▶ _TASK DETAILS_
Extract every line of the material that holds the string "nasienia".

=== PROVIDED ENTRIES ===

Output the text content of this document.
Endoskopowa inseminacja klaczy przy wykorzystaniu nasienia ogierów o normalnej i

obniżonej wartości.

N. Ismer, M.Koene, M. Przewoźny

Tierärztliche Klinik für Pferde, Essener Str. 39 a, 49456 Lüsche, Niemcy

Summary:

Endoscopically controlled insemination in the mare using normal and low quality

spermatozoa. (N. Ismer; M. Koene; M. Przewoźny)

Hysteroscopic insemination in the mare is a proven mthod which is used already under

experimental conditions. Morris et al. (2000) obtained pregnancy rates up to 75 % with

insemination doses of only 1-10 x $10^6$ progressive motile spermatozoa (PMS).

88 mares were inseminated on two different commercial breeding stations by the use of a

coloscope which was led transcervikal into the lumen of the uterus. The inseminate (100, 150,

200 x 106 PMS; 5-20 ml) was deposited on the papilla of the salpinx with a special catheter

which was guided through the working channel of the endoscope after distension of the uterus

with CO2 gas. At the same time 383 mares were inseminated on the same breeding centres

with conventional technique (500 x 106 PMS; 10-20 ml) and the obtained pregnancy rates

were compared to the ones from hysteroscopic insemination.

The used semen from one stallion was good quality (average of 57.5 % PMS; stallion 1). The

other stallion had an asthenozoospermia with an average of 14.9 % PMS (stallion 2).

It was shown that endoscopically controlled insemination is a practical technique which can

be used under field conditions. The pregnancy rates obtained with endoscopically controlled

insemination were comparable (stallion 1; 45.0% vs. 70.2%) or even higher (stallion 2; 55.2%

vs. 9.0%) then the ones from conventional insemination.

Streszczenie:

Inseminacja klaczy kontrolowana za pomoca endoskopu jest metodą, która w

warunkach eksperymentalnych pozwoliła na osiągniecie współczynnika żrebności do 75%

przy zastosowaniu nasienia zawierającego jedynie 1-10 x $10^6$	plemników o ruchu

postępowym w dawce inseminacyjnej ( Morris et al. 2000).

===

▶ _ANSWER TO THIS EXERCISE_
Endoskopowa inseminacja klaczy przy wykorzystaniu nasienia ogierów o normalnej i
przy zastosowaniu nasienia zawierającego jedynie 1-10 x $10^6$	plemników o ruchu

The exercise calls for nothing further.